#### What is asked:
Your task is to extract every line from the material below exactly.

#### Task input:
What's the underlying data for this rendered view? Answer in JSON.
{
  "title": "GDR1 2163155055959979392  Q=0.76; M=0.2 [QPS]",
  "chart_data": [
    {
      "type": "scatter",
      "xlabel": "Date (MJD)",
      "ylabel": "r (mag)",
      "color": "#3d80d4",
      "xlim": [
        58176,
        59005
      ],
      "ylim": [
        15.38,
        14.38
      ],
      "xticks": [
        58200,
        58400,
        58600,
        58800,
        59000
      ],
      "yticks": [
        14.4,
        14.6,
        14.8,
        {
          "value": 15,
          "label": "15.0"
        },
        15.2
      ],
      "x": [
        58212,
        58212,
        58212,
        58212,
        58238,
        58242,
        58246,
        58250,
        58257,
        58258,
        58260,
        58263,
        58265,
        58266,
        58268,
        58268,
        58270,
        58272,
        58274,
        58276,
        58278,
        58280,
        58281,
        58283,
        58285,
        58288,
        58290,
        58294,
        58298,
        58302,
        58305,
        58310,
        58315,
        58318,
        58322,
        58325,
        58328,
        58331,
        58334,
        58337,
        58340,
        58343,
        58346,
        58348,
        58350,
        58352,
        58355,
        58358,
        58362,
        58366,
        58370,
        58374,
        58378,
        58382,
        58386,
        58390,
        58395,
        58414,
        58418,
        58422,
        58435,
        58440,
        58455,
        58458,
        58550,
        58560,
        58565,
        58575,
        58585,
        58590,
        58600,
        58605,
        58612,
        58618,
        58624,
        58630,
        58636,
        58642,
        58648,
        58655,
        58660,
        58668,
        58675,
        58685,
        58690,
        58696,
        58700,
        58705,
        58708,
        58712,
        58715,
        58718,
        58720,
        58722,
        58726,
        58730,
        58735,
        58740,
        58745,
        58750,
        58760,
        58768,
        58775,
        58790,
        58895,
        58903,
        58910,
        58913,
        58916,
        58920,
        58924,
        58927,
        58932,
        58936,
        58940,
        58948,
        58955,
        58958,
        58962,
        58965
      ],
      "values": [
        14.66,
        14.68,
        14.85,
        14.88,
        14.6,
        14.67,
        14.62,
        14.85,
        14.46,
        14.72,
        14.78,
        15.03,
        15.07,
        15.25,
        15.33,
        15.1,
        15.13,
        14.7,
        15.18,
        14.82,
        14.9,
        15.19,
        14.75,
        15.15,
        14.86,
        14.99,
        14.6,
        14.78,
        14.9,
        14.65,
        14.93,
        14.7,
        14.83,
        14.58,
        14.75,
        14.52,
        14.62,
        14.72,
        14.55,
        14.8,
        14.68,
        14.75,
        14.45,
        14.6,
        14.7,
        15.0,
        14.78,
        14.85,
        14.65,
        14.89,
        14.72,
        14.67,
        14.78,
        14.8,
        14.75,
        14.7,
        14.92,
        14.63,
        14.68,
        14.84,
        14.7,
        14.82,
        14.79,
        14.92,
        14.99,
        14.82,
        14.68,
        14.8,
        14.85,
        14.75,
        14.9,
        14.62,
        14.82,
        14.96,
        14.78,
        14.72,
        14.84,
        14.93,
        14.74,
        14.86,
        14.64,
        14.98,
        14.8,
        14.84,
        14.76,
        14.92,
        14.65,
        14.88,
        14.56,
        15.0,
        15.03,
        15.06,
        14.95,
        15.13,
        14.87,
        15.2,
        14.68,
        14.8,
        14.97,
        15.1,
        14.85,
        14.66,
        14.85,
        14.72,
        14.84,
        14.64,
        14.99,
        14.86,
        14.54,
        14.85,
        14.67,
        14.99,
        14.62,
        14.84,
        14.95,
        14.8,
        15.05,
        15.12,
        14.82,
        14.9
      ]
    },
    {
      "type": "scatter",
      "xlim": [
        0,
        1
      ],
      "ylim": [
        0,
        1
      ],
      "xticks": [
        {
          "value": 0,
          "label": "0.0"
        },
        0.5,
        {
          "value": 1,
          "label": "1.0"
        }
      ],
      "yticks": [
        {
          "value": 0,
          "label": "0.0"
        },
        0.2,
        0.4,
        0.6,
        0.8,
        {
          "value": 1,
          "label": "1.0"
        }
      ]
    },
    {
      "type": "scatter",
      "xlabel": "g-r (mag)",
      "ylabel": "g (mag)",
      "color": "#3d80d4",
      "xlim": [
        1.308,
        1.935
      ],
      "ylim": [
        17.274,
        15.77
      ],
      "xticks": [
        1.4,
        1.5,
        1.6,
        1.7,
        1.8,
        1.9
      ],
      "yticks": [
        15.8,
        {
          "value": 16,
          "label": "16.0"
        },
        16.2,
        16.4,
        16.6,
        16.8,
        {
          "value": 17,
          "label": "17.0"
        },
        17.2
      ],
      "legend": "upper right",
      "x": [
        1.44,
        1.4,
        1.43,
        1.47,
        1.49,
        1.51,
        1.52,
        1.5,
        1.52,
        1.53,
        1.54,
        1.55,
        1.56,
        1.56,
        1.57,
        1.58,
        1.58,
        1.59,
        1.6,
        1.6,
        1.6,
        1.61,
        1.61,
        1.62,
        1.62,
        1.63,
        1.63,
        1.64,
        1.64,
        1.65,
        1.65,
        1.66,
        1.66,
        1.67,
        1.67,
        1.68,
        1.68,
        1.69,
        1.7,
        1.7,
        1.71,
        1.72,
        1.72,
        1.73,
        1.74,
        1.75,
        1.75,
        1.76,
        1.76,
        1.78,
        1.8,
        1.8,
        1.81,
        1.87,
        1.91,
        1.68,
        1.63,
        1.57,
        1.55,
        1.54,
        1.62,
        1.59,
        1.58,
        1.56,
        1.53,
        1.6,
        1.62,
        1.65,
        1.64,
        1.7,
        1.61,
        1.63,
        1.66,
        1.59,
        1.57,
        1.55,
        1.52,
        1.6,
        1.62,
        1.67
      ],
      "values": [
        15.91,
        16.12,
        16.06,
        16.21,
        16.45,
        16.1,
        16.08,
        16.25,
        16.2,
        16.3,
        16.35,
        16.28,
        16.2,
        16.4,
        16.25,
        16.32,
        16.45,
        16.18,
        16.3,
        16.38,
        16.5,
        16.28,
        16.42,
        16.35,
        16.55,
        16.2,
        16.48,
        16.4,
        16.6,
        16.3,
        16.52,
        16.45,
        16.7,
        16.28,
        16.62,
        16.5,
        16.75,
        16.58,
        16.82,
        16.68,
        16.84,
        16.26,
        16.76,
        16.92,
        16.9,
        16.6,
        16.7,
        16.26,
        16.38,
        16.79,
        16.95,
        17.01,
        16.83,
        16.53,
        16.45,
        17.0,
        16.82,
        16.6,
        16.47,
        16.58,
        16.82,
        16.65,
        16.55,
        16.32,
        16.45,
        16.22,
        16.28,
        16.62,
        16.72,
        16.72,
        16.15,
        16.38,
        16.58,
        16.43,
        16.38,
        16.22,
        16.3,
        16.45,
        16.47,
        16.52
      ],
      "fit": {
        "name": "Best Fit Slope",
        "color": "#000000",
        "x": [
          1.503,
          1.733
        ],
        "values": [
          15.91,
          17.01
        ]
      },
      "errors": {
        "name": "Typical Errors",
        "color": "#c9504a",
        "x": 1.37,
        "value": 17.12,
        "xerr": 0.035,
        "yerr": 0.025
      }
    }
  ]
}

#### Exercise solution:
What's the underlying data for this rendered view? Answer in JSON.
{
  "title": "GDR1 2163155055959979392  Q=0.76; M=0.2 [QPS]",
  "chart_data": [
    {
      "type": "scatter",
      "xlabel": "Date (MJD)",
      "ylabel": "r (mag)",
      "color": "#3d80d4",
      "xlim": [
        58176,
        59005
      ],
      "ylim": [
        15.38,
        14.38
      ],
      "xticks": [
        58200,
        58400,
        58600,
        58800,
        59000
      ],
      "yticks": [
        14.4,
        14.6,
        14.8,
        {
          "value": 15,
          "label": "15.0"
        },
        15.2
      ],
      "x": [
        58212,
        58212,
        58212,
        58212,
        58238,
        58242,
        58246,
        58250,
        58257,
        58258,
        58260,
        58263,
        58265,
        58266,
        58268,
        58268,
        58270,
        58272,
        58274,
        58276,
        58278,
        58280,
        58281,
        58283,
        58285,
        58288,
        58290,
        58294,
        58298,
        58302,
        58305,
        58310,
        58315,
        58318,
        58322,
        58325,
        58328,
        58331,
        58334,
        58337,
        58340,
        58343,
        58346,
        58348,
        58350,
        58352,
        58355,
        58358,
        58362,
        58366,
        58370,
        58374,
        58378,
        58382,
        58386,
        58390,
        58395,
        58414,
        58418,
        58422,
        58435,
        58440,
        58455,
        58458,
        58550,
        58560,
        58565,
        58575,
        58585,
        58590,
        58600,
        58605,
        58612,
        58618,
        58624,
        58630,
        58636,
        58642,
        58648,
        58655,
        58660,
        58668,
        58675,
        58685,
        58690,
        58696,
        58700,
        58705,
        58708,
        58712,
        58715,
        58718,
        58720,
        58722,
        58726,
        58730,
        58735,
        58740,
        58745,
        58750,
        58760,
        58768,
        58775,
        58790,
        58895,
        58903,
        58910,
        58913,
        58916,
        58920,
        58924,
        58927,
        58932,
        58936,
        58940,
        58948,
        58955,
        58958,
        58962,
        58965
      ],
      "values": [
        14.66,
        14.68,
        14.85,
        14.88,
        14.6,
        14.67,
        14.62,
        14.85,
        14.46,
        14.72,
        14.78,
        15.03,
        15.07,
        15.25,
        15.33,
        15.1,
        15.13,
        14.7,
        15.18,
        14.82,
        14.9,
        15.19,
        14.75,
        15.15,
        14.86,
        14.99,
        14.6,
        14.78,
        14.9,
        14.65,
        14.93,
        14.7,
        14.83,
        14.58,
        14.75,
        14.52,
        14.62,
        14.72,
        14.55,
        14.8,
        14.68,
        14.75,
        14.45,
        14.6,
        14.7,
        15.0,
        14.78,
        14.85,
        14.65,
        14.89,
        14.72,
        14.67,
        14.78,
        14.8,
        14.75,
        14.7,
        14.92,
        14.63,
        14.68,
        14.84,
        14.7,
        14.82,
        14.79,
        14.92,
        14.99,
        14.82,
        14.68,
        14.8,
        14.85,
        14.75,
        14.9,
        14.62,
        14.82,
        14.96,
        14.78,
        14.72,
        14.84,
        14.93,
        14.74,
        14.86,
        14.64,
        14.98,
        14.8,
        14.84,
        14.76,
        14.92,
        14.65,
        14.88,
        14.56,
        15.0,
        15.03,
        15.06,
        14.95,
        15.13,
        14.87,
        15.2,
        14.68,
        14.8,
        14.97,
        15.1,
        14.85,
        14.66,
        14.85,
        14.72,
        14.84,
        14.64,
        14.99,
        14.86,
        14.54,
        14.85,
        14.67,
        14.99,
        14.62,
        14.84,
        14.95,
        14.8,
        15.05,
        15.12,
        14.82,
        14.9
      ]
    },
    {
      "type": "scatter",
      "xlim": [
        0,
        1
      ],
      "ylim": [
        0,
        1
      ],
      "xticks": [
        {
          "value": 0,
          "label": "0.0"
        },
        0.5,
        {
          "value": 1,
          "label": "1.0"
        }
      ],
      "yticks": [
        {
          "value": 0,
          "label": "0.0"
        },
        0.2,
        0.4,
        0.6,
        0.8,
        {
          "value": 1,
          "label": "1.0"
        }
      ]
    },
    {
      "type": "scatter",
      "xlabel": "g-r (mag)",
      "ylabel": "g (mag)",
      "color": "#3d80d4",
      "xlim": [
        1.308,
        1.935
      ],
      "ylim": [
        17.274,
        15.77
      ],
      "xticks": [
        1.4,
        1.5,
        1.6,
        1.7,
        1.8,
        1.9
      ],
      "yticks": [
        15.8,
        {
          "value": 16,
          "label": "16.0"
        },
        16.2,
        16.4,
        16.6,
        16.8,
        {
          "value": 17,
          "label": "17.0"
        },
        17.2
      ],
      "legend": "upper right",
      "x": [
        1.44,
        1.4,
        1.43,
        1.47,
        1.49,
        1.51,
        1.52,
        1.5,
        1.52,
        1.53,
        1.54,
        1.55,
        1.56,
        1.56,
        1.57,
        1.58,
        1.58,
        1.59,
        1.6,
        1.6,
        1.6,
        1.61,
        1.61,
        1.62,
        1.62,
        1.63,
        1.63,
        1.64,
        1.64,
        1.65,
        1.65,
        1.66,
        1.66,
        1.67,
        1.67,
        1.68,
        1.68,
        1.69,
        1.7,
        1.7,
        1.71,
        1.72,
        1.72,
        1.73,
        1.74,
        1.75,
        1.75,
        1.76,
        1.76,
        1.78,
        1.8,
        1.8,
        1.81,
        1.87,
        1.91,
        1.68,
        1.63,
        1.57,
        1.55,
        1.54,
        1.62,
        1.59,
        1.58,
        1.56,
        1.53,
        1.6,
        1.62,
        1.65,
        1.64,
        1.7,
        1.61,
        1.63,
        1.66,
        1.59,
        1.57,
        1.55,
        1.52,
        1.6,
        1.62,
        1.67
      ],
      "values": [
        15.91,
        16.12,
        16.06,
        16.21,
        16.45,
        16.1,
        16.08,
        16.25,
        16.2,
        16.3,
        16.35,
        16.28,
        16.2,
        16.4,
        16.25,
        16.32,
        16.45,
        16.18,
        16.3,
        16.38,
        16.5,
        16.28,
        16.42,
        16.35,
        16.55,
        16.2,
        16.48,
        16.4,
        16.6,
        16.3,
        16.52,
        16.45,
        16.7,
        16.28,
        16.62,
        16.5,
        16.75,
        16.58,
        16.82,
        16.68,
        16.84,
        16.26,
        16.76,
        16.92,
        16.9,
        16.6,
        16.7,
        16.26,
        16.38,
        16.79,
        16.95,
        17.01,
        16.83,
        16.53,
        16.45,
        17.0,
        16.82,
        16.6,
        16.47,
        16.58,
        16.82,
        16.65,
        16.55,
        16.32,
        16.45,
        16.22,
        16.28,
        16.62,
        16.72,
        16.72,
        16.15,
        16.38,
        16.58,
        16.43,
        16.38,
        16.22,
        16.3,
        16.45,
        16.47,
        16.52
      ],
      "fit": {
        "name": "Best Fit Slope",
        "color": "#000000",
        "x": [
          1.503,
          1.733
        ],
        "values": [
          15.91,
          17.01
        ]
      },
      "errors": {
        "name": "Typical Errors",
        "color": "#c9504a",
        "x": 1.37,
        "value": 17.12,
        "xerr": 0.035,
        "yerr": 0.025
      }
    }
  ]
}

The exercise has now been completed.